▶ **Source text**:
However, any capital loss on the sale or redemption of a Unit that a Holder has
held for six months or less will be a long-term capital loss to the extent of
any capital gain dividends previously distributed to the Holder by the Fund. The
deduction of capital losses is subject to limitations.
 
     Distributions that are taxable as ordinary income to Holders will
constitute dividends for Federal income tax purposes. To the extent that
distributions are appropriately designated by the Fund and are attributable to
dividends received by the Fund from domestic issuers with respect to whose
Securities the Fund satisfies the requirements for the dividends-received
deduction, such distributions will be eligible for the dividends-received
deduction for corporations (other than corporations such as 'S' corporations
which are not eligible for such deduction because of their special
characteristics and other than for purposes of special taxes such as the
accumulated earnings tax and the personal holding company tax). The
dividends-received deduction generally is currently 70%. However, Congress from
time to time considers proposals to reduce the rate, and enactment of such a
proposal would adversely affect the after-tax return to investors who can take
advantage of the deduction. Holders are urged to consult their own tax advisers.
 
     Sections 246 and 246A of the Code contain additional limitations on the
eligibility of dividends for the corporate dividends-received deduction.

▶ **Dataset excerpts**:
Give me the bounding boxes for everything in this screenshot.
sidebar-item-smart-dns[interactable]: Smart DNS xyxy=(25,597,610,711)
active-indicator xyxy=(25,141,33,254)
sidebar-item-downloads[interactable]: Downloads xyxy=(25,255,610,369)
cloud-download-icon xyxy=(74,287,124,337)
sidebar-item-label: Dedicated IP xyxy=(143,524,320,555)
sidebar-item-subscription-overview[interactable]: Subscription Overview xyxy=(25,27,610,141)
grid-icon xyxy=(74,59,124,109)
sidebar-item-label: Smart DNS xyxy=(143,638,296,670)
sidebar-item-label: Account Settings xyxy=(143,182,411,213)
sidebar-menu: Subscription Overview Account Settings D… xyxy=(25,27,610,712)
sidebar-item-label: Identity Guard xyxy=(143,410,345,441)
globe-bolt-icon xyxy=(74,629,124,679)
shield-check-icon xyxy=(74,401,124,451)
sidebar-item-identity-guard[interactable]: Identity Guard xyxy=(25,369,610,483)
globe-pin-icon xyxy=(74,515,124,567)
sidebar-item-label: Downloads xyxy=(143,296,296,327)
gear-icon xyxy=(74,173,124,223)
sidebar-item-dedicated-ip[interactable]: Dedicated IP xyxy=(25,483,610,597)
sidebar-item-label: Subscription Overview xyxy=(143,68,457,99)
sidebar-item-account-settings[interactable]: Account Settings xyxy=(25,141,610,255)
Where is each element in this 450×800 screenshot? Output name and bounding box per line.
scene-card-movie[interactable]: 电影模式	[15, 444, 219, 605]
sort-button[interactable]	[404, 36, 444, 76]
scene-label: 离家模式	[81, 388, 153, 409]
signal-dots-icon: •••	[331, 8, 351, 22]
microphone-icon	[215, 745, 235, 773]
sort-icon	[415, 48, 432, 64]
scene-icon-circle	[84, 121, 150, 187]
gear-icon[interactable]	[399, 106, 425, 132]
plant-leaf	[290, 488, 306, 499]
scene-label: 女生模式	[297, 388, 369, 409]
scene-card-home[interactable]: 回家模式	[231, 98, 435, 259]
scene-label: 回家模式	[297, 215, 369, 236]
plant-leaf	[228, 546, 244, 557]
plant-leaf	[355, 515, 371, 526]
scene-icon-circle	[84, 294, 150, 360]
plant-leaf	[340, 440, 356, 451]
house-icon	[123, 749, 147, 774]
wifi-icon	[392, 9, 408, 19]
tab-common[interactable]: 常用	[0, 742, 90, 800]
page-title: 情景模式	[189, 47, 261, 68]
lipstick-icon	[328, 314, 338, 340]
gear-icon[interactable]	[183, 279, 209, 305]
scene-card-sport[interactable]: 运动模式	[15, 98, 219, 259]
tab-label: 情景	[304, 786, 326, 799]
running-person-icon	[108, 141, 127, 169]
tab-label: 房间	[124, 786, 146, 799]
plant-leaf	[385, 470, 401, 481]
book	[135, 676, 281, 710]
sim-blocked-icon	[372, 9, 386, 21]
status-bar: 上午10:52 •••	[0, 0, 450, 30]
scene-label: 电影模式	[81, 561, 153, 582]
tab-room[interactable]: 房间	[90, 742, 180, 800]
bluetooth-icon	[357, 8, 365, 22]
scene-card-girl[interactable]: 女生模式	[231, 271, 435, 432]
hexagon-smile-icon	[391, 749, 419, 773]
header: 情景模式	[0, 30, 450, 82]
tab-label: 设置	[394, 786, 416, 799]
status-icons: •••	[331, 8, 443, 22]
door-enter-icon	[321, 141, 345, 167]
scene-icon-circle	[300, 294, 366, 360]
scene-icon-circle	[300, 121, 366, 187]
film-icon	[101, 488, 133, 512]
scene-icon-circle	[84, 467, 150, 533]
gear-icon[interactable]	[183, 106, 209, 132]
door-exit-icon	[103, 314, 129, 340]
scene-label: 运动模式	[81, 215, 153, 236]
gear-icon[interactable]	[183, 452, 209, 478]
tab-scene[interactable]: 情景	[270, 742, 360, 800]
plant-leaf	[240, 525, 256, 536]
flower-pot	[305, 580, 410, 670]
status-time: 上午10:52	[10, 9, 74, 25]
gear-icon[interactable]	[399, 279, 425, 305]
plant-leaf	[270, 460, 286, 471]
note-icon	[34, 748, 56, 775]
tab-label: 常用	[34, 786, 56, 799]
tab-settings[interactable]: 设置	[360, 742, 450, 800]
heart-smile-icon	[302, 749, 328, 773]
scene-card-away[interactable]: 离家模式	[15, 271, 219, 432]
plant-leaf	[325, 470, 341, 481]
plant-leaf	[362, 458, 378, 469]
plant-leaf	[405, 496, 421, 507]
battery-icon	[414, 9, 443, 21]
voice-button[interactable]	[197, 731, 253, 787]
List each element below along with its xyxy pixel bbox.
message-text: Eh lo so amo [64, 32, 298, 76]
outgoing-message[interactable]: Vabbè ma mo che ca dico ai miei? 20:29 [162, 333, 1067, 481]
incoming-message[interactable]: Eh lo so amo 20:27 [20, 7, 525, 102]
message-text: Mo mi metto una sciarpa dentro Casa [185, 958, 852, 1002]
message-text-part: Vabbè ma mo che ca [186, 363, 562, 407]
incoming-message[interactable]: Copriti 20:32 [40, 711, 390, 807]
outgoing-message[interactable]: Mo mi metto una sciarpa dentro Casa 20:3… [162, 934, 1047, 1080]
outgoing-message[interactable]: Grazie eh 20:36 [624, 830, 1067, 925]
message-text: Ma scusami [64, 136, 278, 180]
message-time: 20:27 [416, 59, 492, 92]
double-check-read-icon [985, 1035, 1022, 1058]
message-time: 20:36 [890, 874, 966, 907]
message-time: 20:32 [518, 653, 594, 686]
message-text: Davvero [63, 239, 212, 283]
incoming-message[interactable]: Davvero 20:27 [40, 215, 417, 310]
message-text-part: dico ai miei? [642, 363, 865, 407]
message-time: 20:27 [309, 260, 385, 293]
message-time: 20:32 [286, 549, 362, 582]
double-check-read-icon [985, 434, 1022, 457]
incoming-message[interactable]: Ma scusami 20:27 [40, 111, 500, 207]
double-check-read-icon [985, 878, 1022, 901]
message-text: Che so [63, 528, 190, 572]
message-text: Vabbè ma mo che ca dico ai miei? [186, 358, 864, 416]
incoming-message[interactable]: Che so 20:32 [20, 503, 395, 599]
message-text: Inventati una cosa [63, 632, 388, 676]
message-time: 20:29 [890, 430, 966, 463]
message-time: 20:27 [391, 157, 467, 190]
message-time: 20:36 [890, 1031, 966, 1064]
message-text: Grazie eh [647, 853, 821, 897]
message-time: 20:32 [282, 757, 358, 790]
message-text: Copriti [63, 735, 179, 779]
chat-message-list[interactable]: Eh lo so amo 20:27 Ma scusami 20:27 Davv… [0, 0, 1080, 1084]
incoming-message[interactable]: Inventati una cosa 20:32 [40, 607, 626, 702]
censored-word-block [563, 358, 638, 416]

▶ **Exercise prompt**:
Continue the text on the tax treatment of Fund distributions from the point where it stops. The records have no connection to the text on the tax treatment of Fund distributions.

▶ **Expected answer**:
Depending upon the corporate Holder's circumstances (including whether it has a
45-day holding period for its Units and whether its Units are debt financed),
these limitations may be applicable to dividends received by a Holder from the
Fund which would otherwise qualify for the dividends-received deduction under
the principles discussed above. Accordingly, Holders should consult their own
tax advisers in this regard. A corporate Holder should be aware that the receipt
of dividend income for which the dividends-received deduction is available may
give rise to an alternative minimum tax liability (or increase an existing
liability) because the dividend income will be included in the corporation's
'adjusted current earnings' for purposes of the adjustment to alternative
minimum taxable income required by Section 56(g) of the Code.
 
     Holders will be taxed in the manner described above regardless of whether
distributions from the Fund are actually received by the Holder or are
reinvested pursuant to the Reinvestment Plan.
 
     The Federal tax status of each year's distributions will be reported to
Holders and to the Internal Revenue Service. The foregoing discussion relates
only to the Federal income tax status of the Fund and to the tax treatment of
distributions by the Fund to U.S. Holders. Holders that are not United States
citizens or residents should be aware that distributions from the Fund will
generally be subject to a withholding tax of 30%, or a lower treaty rate, and
should consult their own tax advisers to determine whether investment in the
Fund is appropriate. Distributions may also be subject to state and local
taxation and Holders should consult their own tax advisers in this regard.
 
RETIREMENT PLANS
 
     This Series of Equity Income Fund may be well suited for purchase by
Individual Retirement Accounts ('IRAs'), Keogh plans, pension funds and other
qualified retirement plans, certain of which are briefly described below.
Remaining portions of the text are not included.